▶ The problem
Pull every line containing "with" from the entries.
:: Data for the task ::
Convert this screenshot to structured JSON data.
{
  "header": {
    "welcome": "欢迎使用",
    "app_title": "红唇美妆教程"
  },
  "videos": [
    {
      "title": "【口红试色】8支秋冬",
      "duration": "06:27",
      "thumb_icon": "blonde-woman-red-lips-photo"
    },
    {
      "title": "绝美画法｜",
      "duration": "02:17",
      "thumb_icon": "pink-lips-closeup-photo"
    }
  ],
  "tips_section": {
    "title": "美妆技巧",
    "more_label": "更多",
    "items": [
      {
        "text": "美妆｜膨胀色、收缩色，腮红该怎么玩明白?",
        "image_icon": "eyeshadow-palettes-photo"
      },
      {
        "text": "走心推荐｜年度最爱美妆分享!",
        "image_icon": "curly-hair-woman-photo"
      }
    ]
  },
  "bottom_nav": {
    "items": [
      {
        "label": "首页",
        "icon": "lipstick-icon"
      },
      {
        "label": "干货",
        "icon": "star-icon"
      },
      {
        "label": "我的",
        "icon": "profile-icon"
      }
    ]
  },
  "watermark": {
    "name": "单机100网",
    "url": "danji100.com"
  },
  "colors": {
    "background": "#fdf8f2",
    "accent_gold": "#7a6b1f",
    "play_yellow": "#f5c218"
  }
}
:::
:: Data for the task ::
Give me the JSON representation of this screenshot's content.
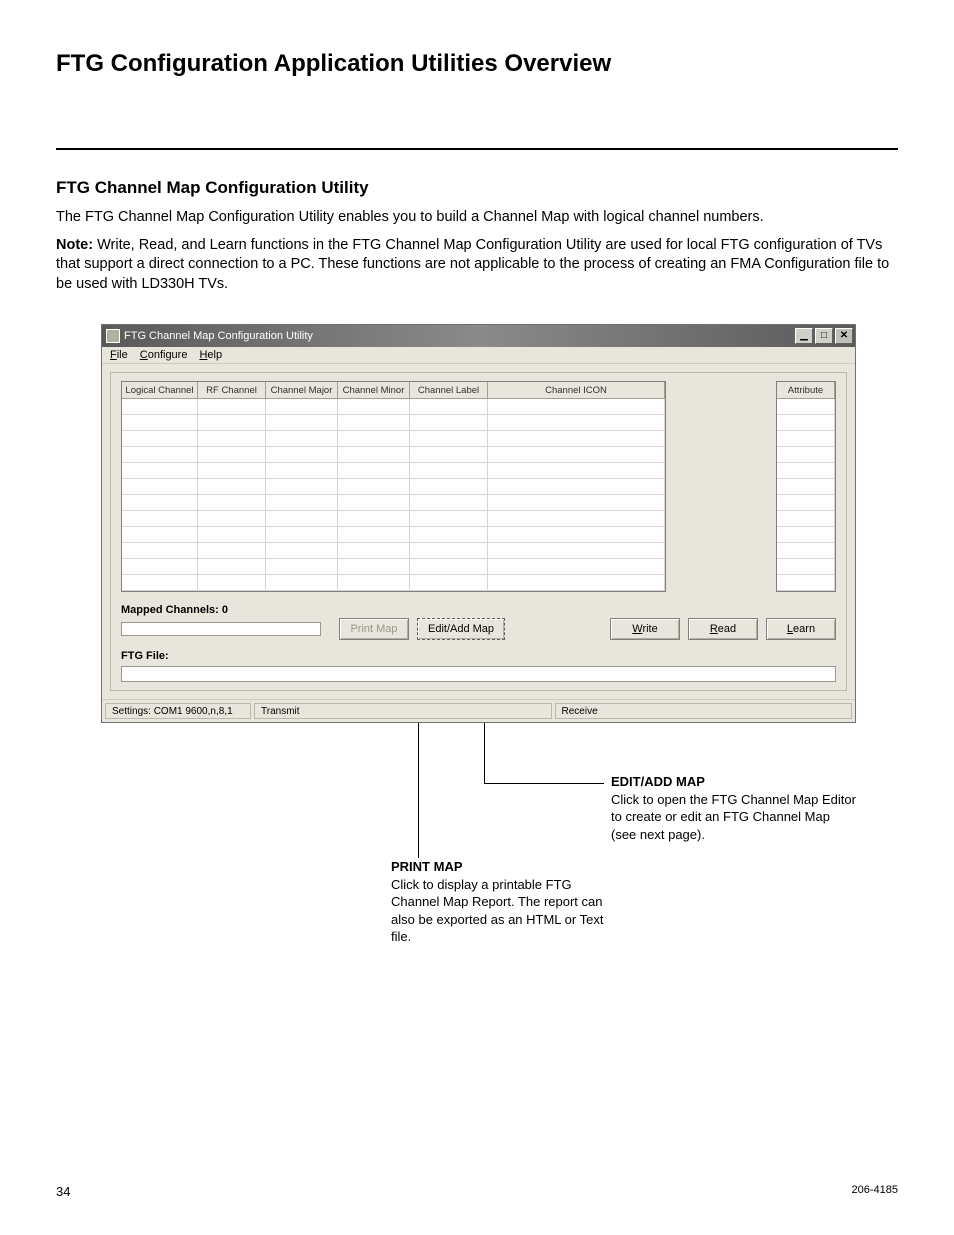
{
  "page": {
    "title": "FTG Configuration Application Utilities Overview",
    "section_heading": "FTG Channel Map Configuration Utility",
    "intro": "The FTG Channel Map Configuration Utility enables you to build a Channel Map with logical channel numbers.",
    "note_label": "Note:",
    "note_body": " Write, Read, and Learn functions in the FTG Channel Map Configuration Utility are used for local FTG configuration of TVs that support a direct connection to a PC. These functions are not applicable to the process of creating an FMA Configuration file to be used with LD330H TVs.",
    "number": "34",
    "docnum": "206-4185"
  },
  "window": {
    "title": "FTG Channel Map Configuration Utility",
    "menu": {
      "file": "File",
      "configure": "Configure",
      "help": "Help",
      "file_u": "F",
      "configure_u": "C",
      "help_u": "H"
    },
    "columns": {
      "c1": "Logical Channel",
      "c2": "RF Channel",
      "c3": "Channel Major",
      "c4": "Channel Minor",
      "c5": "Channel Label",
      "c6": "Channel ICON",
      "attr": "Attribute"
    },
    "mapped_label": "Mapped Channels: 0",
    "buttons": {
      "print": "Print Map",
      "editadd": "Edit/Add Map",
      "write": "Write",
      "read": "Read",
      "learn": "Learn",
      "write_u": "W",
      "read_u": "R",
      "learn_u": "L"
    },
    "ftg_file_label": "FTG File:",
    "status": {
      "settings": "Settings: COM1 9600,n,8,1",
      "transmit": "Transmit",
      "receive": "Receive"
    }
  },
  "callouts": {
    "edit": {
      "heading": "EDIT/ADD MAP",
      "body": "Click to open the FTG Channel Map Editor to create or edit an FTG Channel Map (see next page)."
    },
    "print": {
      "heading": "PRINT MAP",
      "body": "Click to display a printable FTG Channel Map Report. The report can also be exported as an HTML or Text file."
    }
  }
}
:::
▶ Response to this task
    "intro": "The FTG Channel Map Configuration Utility enables you to build a Channel Map with logical channel numbers.",
    "note_body": " Write, Read, and Learn functions in the FTG Channel Map Configuration Utility are used for local FTG configuration of TVs that support a direct connection to a PC. These functions are not applicable to the process of creating an FMA Configuration file to be used with LD330H TVs.",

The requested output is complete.